WORK INSTRUCTIONS
Everything from the line containing "What's the underlying" down to the last line of the entries below must be transcribed exactly, and nothing else.

□ □ □ □ □

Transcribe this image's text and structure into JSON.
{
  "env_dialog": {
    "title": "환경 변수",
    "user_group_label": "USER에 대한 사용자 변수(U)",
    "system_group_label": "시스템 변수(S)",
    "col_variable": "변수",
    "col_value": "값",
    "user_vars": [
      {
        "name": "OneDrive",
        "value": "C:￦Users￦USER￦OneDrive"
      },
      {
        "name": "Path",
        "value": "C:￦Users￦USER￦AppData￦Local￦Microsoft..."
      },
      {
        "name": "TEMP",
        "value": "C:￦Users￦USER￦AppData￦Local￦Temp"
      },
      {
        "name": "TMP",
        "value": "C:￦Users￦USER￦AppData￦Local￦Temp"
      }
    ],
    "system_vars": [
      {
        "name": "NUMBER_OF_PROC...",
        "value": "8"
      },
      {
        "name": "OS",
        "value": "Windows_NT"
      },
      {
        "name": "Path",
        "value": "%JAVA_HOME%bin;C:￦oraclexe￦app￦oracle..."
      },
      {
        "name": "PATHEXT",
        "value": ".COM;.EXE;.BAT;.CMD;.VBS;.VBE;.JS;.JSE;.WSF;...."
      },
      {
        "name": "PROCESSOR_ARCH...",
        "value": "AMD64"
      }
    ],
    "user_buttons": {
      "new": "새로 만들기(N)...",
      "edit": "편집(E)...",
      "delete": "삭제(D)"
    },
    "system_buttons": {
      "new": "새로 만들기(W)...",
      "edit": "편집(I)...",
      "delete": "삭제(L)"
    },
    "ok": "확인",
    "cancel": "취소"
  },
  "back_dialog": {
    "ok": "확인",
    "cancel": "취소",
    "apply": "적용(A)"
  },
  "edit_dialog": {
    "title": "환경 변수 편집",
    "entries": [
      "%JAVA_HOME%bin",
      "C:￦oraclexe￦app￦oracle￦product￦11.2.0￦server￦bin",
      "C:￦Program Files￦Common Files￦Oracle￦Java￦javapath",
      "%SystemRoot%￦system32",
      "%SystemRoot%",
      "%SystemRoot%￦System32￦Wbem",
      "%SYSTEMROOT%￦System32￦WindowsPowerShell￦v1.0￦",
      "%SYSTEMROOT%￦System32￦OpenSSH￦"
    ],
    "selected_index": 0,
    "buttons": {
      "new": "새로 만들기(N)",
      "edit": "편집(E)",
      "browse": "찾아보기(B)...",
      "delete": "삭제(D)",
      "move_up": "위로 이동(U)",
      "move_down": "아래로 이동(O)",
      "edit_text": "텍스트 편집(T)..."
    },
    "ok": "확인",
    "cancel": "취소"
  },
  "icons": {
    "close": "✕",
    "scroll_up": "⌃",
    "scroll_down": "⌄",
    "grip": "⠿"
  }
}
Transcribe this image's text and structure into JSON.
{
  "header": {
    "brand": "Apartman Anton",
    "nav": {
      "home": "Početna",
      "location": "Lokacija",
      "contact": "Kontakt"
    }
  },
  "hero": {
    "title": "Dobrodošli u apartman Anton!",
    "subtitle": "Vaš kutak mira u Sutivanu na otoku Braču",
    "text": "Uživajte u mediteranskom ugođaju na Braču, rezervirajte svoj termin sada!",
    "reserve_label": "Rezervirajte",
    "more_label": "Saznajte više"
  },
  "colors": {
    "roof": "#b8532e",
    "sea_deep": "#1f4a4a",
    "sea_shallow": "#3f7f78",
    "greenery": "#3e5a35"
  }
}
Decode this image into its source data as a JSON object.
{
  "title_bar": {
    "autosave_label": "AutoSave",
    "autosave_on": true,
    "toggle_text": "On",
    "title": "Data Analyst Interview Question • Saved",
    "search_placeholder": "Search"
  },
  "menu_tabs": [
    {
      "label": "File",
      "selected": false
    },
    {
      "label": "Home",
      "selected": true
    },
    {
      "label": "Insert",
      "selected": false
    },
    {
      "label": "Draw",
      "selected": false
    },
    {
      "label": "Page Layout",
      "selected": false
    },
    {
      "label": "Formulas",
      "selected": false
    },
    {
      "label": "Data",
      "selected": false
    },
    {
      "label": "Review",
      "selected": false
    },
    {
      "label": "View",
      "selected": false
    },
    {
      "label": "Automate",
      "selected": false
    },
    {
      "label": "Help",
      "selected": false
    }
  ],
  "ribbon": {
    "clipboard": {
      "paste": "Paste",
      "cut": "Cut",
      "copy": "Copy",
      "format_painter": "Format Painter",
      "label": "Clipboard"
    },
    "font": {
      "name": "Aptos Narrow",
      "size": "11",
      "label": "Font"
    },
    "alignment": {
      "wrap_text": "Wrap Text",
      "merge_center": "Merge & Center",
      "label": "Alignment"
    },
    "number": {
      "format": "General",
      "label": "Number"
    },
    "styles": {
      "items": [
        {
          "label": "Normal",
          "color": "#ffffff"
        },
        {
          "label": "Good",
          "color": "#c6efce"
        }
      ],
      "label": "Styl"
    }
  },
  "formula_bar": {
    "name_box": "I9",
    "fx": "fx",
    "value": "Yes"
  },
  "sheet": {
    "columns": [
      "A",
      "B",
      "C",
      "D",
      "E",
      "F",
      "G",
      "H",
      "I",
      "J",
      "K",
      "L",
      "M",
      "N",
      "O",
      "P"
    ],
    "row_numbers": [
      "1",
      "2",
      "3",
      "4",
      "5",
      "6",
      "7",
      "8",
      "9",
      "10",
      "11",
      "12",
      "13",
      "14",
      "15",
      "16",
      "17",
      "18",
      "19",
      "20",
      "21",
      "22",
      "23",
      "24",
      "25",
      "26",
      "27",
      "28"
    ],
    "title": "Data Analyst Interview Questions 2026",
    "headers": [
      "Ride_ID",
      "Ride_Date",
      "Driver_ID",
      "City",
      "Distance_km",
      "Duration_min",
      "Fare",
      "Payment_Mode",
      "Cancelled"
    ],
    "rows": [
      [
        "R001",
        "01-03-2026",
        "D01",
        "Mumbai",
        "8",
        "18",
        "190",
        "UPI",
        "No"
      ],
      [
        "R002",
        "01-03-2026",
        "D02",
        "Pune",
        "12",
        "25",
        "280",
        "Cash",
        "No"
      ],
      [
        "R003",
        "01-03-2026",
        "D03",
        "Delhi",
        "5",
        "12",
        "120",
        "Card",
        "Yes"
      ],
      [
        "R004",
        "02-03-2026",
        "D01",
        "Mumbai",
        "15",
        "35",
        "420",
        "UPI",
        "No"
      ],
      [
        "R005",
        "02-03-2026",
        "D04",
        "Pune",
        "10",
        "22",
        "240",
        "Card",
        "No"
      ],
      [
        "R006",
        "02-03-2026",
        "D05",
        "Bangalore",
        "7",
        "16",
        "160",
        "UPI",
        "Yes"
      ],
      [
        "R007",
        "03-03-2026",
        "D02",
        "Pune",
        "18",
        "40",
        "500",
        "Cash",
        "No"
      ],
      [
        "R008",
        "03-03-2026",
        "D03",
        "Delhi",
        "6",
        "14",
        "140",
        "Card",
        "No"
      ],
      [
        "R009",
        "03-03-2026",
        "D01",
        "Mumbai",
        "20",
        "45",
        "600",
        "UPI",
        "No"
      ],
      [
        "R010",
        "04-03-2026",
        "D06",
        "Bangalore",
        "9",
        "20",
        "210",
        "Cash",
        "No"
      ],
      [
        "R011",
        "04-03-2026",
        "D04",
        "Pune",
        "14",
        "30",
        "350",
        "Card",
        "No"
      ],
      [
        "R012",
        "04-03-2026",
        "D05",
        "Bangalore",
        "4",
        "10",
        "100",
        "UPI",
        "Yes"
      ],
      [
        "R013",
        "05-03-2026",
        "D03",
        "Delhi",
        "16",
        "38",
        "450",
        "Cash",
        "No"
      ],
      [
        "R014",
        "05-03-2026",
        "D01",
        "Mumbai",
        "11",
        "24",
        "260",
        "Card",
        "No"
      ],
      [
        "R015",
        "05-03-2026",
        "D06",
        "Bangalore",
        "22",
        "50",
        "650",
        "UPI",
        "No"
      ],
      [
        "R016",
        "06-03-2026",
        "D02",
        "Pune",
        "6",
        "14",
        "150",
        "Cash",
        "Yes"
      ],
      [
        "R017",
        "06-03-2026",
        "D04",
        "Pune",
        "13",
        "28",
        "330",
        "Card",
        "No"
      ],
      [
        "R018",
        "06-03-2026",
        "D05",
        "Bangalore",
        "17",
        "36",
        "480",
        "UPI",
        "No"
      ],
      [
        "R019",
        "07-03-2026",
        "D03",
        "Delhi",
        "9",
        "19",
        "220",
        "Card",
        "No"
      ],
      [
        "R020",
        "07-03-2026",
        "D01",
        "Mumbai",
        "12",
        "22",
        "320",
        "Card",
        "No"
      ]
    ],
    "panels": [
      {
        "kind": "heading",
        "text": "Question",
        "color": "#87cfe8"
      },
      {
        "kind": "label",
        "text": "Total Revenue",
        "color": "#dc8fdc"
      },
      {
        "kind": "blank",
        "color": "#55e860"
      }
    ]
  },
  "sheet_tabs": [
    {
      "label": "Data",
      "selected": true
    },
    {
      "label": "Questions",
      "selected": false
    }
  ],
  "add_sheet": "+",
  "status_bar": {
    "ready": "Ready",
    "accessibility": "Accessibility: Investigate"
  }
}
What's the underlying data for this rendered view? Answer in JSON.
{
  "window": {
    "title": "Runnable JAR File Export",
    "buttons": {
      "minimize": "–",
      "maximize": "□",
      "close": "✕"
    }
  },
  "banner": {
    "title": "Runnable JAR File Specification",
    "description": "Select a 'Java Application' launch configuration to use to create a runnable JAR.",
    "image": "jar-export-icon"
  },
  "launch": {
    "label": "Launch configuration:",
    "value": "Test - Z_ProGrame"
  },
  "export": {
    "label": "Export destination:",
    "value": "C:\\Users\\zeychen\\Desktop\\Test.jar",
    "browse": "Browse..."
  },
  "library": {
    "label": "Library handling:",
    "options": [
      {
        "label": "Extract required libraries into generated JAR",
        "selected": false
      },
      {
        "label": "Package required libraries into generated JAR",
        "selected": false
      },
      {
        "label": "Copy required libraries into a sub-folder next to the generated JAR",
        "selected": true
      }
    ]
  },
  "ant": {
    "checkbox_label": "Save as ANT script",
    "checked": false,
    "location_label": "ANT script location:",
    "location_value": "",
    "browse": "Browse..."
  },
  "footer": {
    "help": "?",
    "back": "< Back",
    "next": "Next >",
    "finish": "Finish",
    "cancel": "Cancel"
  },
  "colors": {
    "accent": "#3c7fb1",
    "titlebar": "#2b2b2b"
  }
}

□ □ □ □ □

FINAL RESULT
What's the underlying data for this rendered view? Answer in JSON.
{
  "window": {
    "title": "Runnable JAR File Export",
    "buttons": {
      "minimize": "–",
      "maximize": "□",
      "close": "✕"
    }
  },
  "banner": {
    "title": "Runnable JAR File Specification",
    "description": "Select a 'Java Application' launch configuration to use to create a runnable JAR.",
    "image": "jar-export-icon"
  },
  "launch": {
    "label": "Launch configuration:",
    "value": "Test - Z_ProGrame"
  },
  "export": {
    "label": "Export destination:",
    "value": "C:\\Users\\zeychen\\Desktop\\Test.jar",
    "browse": "Browse..."
  },
  "library": {
    "label": "Library handling:",
    "options": [
      {
        "label": "Extract required libraries into generated JAR",
        "selected": false
      },
      {
        "label": "Package required libraries into generated JAR",
        "selected": false
      },
      {
        "label": "Copy required libraries into a sub-folder next to the generated JAR",
        "selected": true
      }
    ]
  },
  "ant": {
    "checkbox_label": "Save as ANT script",
    "checked": false,
    "location_label": "ANT script location:",
    "location_value": "",
    "browse": "Browse..."
  },
  "footer": {
    "help": "?",
    "back": "< Back",
    "next": "Next >",
    "finish": "Finish",
    "cancel": "Cancel"
  },
  "colors": {
    "accent": "#3c7fb1",
    "titlebar": "#2b2b2b"
  }
}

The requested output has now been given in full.